PROBLEM REQUIREMENTS: Go through the entries and transcribe each one exactly, dropping the pictures.
★ ★ ★
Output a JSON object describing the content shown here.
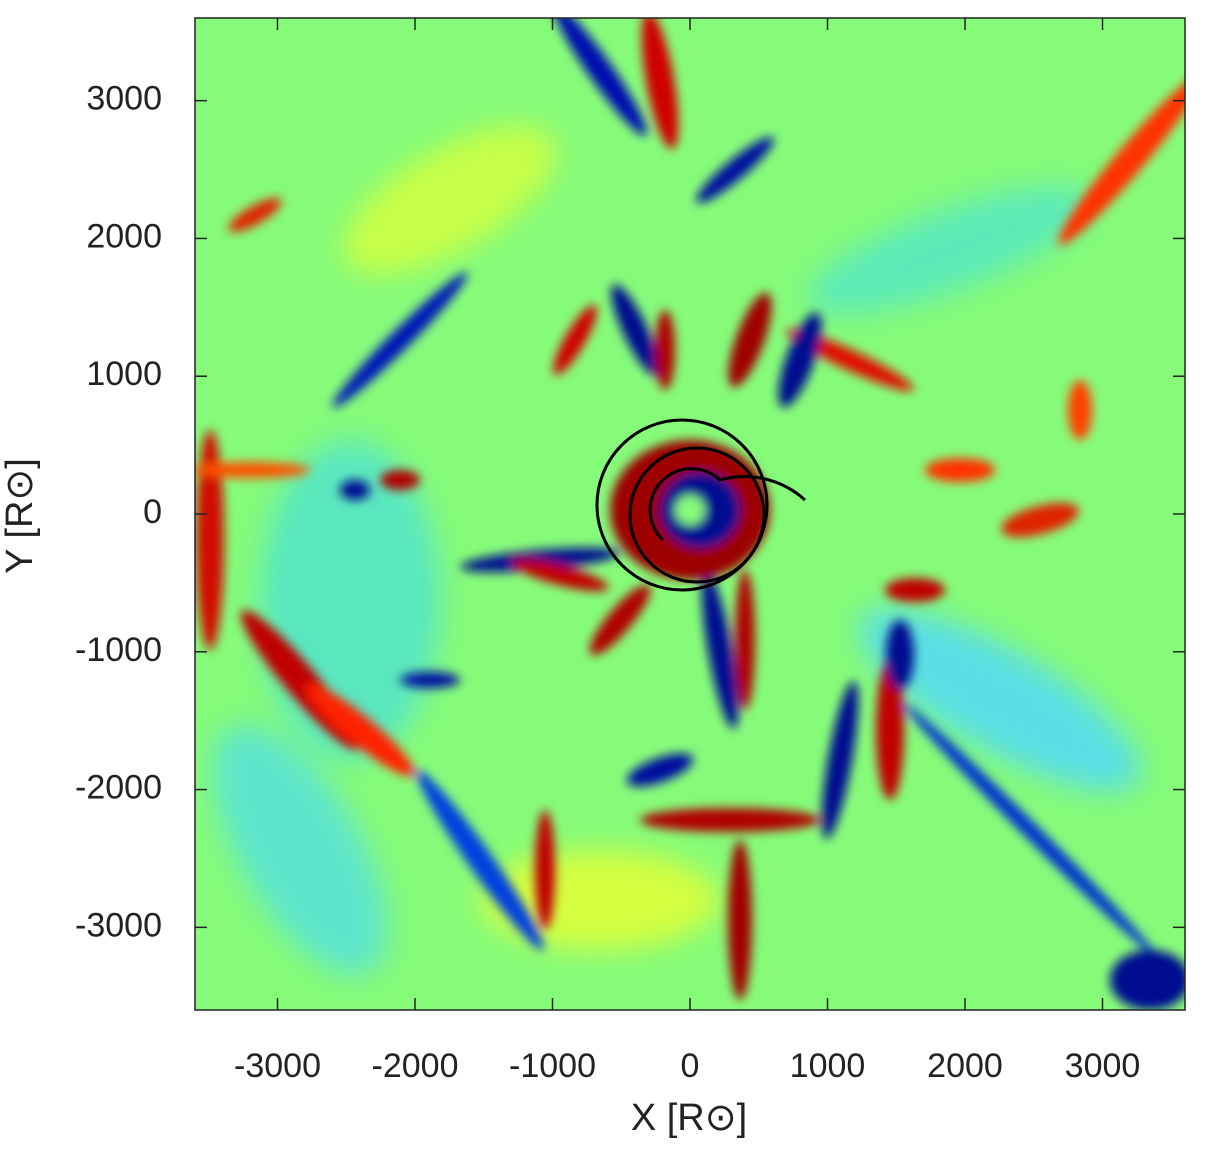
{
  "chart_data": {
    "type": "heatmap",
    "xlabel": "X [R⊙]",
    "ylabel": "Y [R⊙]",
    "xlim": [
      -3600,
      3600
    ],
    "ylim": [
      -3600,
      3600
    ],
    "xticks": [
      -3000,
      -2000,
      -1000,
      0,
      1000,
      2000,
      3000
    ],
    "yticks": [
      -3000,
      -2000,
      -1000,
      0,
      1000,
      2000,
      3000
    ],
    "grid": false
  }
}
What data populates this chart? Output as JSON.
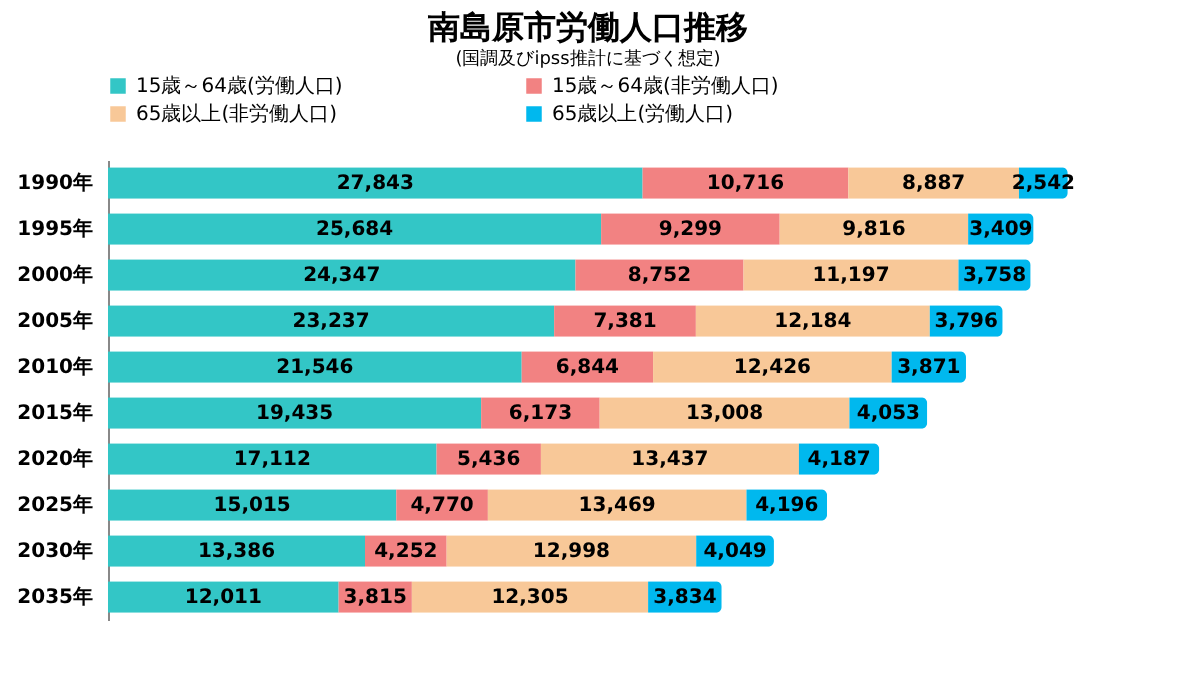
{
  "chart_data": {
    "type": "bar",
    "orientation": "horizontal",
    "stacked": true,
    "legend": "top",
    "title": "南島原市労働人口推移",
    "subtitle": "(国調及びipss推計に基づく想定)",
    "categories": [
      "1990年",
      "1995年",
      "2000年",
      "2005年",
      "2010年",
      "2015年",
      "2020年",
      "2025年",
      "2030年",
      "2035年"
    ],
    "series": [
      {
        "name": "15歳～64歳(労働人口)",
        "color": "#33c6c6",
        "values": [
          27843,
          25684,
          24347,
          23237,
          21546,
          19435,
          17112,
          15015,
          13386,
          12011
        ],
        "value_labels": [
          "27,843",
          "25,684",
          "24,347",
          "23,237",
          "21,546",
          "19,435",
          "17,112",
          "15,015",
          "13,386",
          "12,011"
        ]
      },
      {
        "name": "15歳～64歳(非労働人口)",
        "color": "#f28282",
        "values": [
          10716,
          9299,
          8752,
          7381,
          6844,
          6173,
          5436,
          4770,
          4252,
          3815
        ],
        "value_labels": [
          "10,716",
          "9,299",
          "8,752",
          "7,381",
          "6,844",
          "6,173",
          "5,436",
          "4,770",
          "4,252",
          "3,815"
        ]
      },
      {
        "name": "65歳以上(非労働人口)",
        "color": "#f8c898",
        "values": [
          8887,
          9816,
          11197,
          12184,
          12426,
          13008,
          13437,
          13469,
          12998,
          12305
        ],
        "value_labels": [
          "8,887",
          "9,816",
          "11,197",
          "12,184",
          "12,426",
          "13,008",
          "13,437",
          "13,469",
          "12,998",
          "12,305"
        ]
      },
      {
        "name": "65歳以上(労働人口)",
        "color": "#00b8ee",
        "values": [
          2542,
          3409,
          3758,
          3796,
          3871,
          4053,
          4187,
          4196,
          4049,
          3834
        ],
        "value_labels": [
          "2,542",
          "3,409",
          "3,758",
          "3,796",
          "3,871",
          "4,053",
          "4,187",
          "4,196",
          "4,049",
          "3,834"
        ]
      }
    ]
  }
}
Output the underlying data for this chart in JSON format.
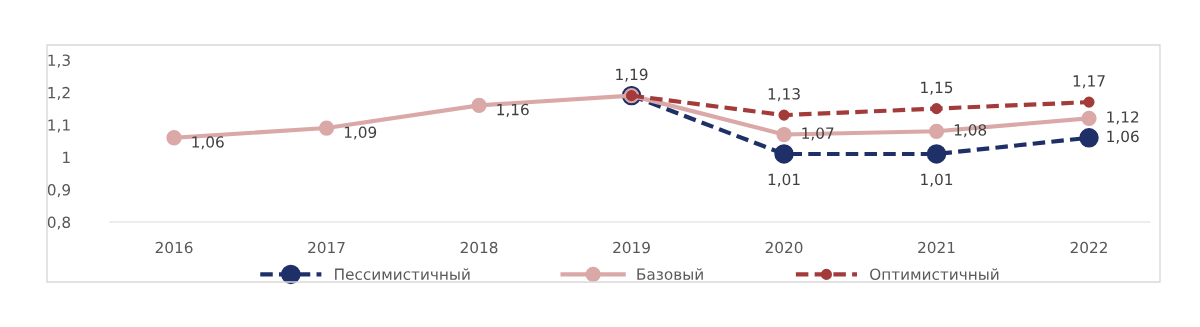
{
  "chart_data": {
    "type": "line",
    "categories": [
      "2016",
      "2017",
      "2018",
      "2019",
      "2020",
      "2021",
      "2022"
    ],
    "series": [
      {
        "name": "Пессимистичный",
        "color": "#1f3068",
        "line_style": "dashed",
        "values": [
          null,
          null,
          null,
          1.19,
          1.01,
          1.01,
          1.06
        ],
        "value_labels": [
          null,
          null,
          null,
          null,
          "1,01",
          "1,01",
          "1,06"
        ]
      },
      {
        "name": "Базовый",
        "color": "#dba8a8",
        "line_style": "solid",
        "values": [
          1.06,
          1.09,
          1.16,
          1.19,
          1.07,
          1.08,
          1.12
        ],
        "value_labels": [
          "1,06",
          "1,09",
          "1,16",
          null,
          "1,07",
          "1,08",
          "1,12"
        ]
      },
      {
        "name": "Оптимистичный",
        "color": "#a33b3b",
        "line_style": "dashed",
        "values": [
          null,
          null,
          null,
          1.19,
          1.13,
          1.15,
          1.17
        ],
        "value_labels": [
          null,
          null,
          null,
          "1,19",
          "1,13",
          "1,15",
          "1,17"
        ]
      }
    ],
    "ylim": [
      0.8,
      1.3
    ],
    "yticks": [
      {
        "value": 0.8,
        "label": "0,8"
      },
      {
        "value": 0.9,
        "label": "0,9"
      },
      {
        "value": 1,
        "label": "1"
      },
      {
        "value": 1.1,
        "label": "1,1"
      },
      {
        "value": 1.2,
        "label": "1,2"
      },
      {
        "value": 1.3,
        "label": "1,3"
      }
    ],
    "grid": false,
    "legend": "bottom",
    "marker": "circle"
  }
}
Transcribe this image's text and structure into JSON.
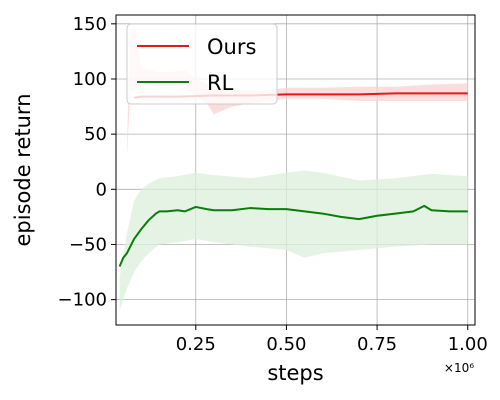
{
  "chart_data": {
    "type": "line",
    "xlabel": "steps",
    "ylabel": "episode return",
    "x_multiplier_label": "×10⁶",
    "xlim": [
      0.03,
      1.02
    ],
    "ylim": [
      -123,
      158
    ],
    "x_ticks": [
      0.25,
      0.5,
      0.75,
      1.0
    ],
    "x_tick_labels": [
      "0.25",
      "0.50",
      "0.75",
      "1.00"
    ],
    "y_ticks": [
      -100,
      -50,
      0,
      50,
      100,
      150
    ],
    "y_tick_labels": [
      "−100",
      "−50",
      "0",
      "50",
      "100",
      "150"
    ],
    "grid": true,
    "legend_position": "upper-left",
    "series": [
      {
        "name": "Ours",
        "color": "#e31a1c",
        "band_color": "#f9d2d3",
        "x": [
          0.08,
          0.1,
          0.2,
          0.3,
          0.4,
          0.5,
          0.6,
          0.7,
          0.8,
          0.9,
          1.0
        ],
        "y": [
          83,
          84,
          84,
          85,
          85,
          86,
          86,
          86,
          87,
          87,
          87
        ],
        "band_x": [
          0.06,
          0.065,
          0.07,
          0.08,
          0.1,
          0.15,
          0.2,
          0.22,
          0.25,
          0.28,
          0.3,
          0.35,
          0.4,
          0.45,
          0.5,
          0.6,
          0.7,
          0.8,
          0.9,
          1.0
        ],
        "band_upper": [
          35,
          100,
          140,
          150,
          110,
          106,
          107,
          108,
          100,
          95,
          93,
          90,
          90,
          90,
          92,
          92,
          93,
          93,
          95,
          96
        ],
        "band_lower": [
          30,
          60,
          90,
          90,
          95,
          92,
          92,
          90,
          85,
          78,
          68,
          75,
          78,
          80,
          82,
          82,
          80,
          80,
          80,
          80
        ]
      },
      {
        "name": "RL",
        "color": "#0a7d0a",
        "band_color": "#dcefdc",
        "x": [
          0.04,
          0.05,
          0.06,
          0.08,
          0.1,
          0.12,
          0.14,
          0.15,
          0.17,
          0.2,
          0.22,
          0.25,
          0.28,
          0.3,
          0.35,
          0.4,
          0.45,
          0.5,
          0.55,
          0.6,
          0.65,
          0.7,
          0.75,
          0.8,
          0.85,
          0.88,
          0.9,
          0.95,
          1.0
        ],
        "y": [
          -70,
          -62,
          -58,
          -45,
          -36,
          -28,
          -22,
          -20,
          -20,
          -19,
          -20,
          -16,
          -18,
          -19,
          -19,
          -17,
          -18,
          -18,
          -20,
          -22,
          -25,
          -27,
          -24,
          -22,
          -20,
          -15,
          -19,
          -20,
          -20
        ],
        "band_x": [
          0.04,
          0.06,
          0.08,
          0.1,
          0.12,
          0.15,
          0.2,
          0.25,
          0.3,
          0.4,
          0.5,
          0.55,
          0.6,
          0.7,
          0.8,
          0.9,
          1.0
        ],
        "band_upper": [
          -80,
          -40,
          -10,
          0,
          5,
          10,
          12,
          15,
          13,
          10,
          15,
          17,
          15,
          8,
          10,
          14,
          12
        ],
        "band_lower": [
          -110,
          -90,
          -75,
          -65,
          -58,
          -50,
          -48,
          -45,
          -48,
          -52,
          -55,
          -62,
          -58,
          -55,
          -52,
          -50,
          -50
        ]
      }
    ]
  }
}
★ ★ ★
SOLUTION FOR THIS TASK:
Output a JSON object describing the content shown here.
{
  "chart_data": {
    "type": "heatmap",
    "xlabel": "X [R⊙]",
    "ylabel": "Y [R⊙]",
    "xlim": [
      -3600,
      3600
    ],
    "ylim": [
      -3600,
      3600
    ],
    "xticks": [
      -3000,
      -2000,
      -1000,
      0,
      1000,
      2000,
      3000
    ],
    "yticks": [
      -3000,
      -2000,
      -1000,
      0,
      1000,
      2000,
      3000
    ],
    "grid": false
  }
}
What data populates this chart? Output as JSON.
{
  "chart_data": {
    "type": "bar",
    "orientation": "horizontal",
    "stacked": true,
    "legend": "top",
    "title": "南島原市労働人口推移",
    "subtitle": "(国調及びipss推計に基づく想定)",
    "categories": [
      "1990年",
      "1995年",
      "2000年",
      "2005年",
      "2010年",
      "2015年",
      "2020年",
      "2025年",
      "2030年",
      "2035年"
    ],
    "series": [
      {
        "name": "15歳～64歳(労働人口)",
        "color": "#33c6c6",
        "values": [
          27843,
          25684,
          24347,
          23237,
          21546,
          19435,
          17112,
          15015,
          13386,
          12011
        ],
        "value_labels": [
          "27,843",
          "25,684",
          "24,347",
          "23,237",
          "21,546",
          "19,435",
          "17,112",
          "15,015",
          "13,386",
          "12,011"
        ]
      },
      {
        "name": "15歳～64歳(非労働人口)",
        "color": "#f28282",
        "values": [
          10716,
          9299,
          8752,
          7381,
          6844,
          6173,
          5436,
          4770,
          4252,
          3815
        ],
        "value_labels": [
          "10,716",
          "9,299",
          "8,752",
          "7,381",
          "6,844",
          "6,173",
          "5,436",
          "4,770",
          "4,252",
          "3,815"
        ]
      },
      {
        "name": "65歳以上(非労働人口)",
        "color": "#f8c898",
        "values": [
          8887,
          9816,
          11197,
          12184,
          12426,
          13008,
          13437,
          13469,
          12998,
          12305
        ],
        "value_labels": [
          "8,887",
          "9,816",
          "11,197",
          "12,184",
          "12,426",
          "13,008",
          "13,437",
          "13,469",
          "12,998",
          "12,305"
        ]
      },
      {
        "name": "65歳以上(労働人口)",
        "color": "#00b8ee",
        "values": [
          2542,
          3409,
          3758,
          3796,
          3871,
          4053,
          4187,
          4196,
          4049,
          3834
        ],
        "value_labels": [
          "2,542",
          "3,409",
          "3,758",
          "3,796",
          "3,871",
          "4,053",
          "4,187",
          "4,196",
          "4,049",
          "3,834"
        ]
      }
    ]
  }
}
Output the underlying data for this chart in JSON format.
{
  "chart_data": {
    "type": "line",
    "categories": [
      "2016",
      "2017",
      "2018",
      "2019",
      "2020",
      "2021",
      "2022"
    ],
    "series": [
      {
        "name": "Пессимистичный",
        "color": "#1f3068",
        "line_style": "dashed",
        "values": [
          null,
          null,
          null,
          1.19,
          1.01,
          1.01,
          1.06
        ],
        "value_labels": [
          null,
          null,
          null,
          null,
          "1,01",
          "1,01",
          "1,06"
        ]
      },
      {
        "name": "Базовый",
        "color": "#dba8a8",
        "line_style": "solid",
        "values": [
          1.06,
          1.09,
          1.16,
          1.19,
          1.07,
          1.08,
          1.12
        ],
        "value_labels": [
          "1,06",
          "1,09",
          "1,16",
          null,
          "1,07",
          "1,08",
          "1,12"
        ]
      },
      {
        "name": "Оптимистичный",
        "color": "#a33b3b",
        "line_style": "dashed",
        "values": [
          null,
          null,
          null,
          1.19,
          1.13,
          1.15,
          1.17
        ],
        "value_labels": [
          null,
          null,
          null,
          "1,19",
          "1,13",
          "1,15",
          "1,17"
        ]
      }
    ],
    "ylim": [
      0.8,
      1.3
    ],
    "yticks": [
      {
        "value": 0.8,
        "label": "0,8"
      },
      {
        "value": 0.9,
        "label": "0,9"
      },
      {
        "value": 1,
        "label": "1"
      },
      {
        "value": 1.1,
        "label": "1,1"
      },
      {
        "value": 1.2,
        "label": "1,2"
      },
      {
        "value": 1.3,
        "label": "1,3"
      }
    ],
    "grid": false,
    "legend": "bottom",
    "marker": "circle"
  }
}
Transcribe this image's text and structure into JSON.
{
  "chart_data": {
    "type": "line",
    "xlabel": "steps",
    "ylabel": "episode return",
    "x_multiplier_label": "×10⁶",
    "xlim": [
      0.03,
      1.02
    ],
    "ylim": [
      -123,
      158
    ],
    "x_ticks": [
      0.25,
      0.5,
      0.75,
      1.0
    ],
    "x_tick_labels": [
      "0.25",
      "0.50",
      "0.75",
      "1.00"
    ],
    "y_ticks": [
      -100,
      -50,
      0,
      50,
      100,
      150
    ],
    "y_tick_labels": [
      "−100",
      "−50",
      "0",
      "50",
      "100",
      "150"
    ],
    "grid": true,
    "legend_position": "upper-left",
    "series": [
      {
        "name": "Ours",
        "color": "#e31a1c",
        "band_color": "#f9d2d3",
        "x": [
          0.08,
          0.1,
          0.2,
          0.3,
          0.4,
          0.5,
          0.6,
          0.7,
          0.8,
          0.9,
          1.0
        ],
        "y": [
          83,
          84,
          84,
          85,
          85,
          86,
          86,
          86,
          87,
          87,
          87
        ],
        "band_x": [
          0.06,
          0.065,
          0.07,
          0.08,
          0.1,
          0.15,
          0.2,
          0.22,
          0.25,
          0.28,
          0.3,
          0.35,
          0.4,
          0.45,
          0.5,
          0.6,
          0.7,
          0.8,
          0.9,
          1.0
        ],
        "band_upper": [
          35,
          100,
          140,
          150,
          110,
          106,
          107,
          108,
          100,
          95,
          93,
          90,
          90,
          90,
          92,
          92,
          93,
          93,
          95,
          96
        ],
        "band_lower": [
          30,
          60,
          90,
          90,
          95,
          92,
          92,
          90,
          85,
          78,
          68,
          75,
          78,
          80,
          82,
          82,
          80,
          80,
          80,
          80
        ]
      },
      {
        "name": "RL",
        "color": "#0a7d0a",
        "band_color": "#dcefdc",
        "x": [
          0.04,
          0.05,
          0.06,
          0.08,
          0.1,
          0.12,
          0.14,
          0.15,
          0.17,
          0.2,
          0.22,
          0.25,
          0.28,
          0.3,
          0.35,
          0.4,
          0.45,
          0.5,
          0.55,
          0.6,
          0.65,
          0.7,
          0.75,
          0.8,
          0.85,
          0.88,
          0.9,
          0.95,
          1.0
        ],
        "y": [
          -70,
          -62,
          -58,
          -45,
          -36,
          -28,
          -22,
          -20,
          -20,
          -19,
          -20,
          -16,
          -18,
          -19,
          -19,
          -17,
          -18,
          -18,
          -20,
          -22,
          -25,
          -27,
          -24,
          -22,
          -20,
          -15,
          -19,
          -20,
          -20
        ],
        "band_x": [
          0.04,
          0.06,
          0.08,
          0.1,
          0.12,
          0.15,
          0.2,
          0.25,
          0.3,
          0.4,
          0.5,
          0.55,
          0.6,
          0.7,
          0.8,
          0.9,
          1.0
        ],
        "band_upper": [
          -80,
          -40,
          -10,
          0,
          5,
          10,
          12,
          15,
          13,
          10,
          15,
          17,
          15,
          8,
          10,
          14,
          12
        ],
        "band_lower": [
          -110,
          -90,
          -75,
          -65,
          -58,
          -50,
          -48,
          -45,
          -48,
          -52,
          -55,
          -62,
          -58,
          -55,
          -52,
          -50,
          -50
        ]
      }
    ]
  }
}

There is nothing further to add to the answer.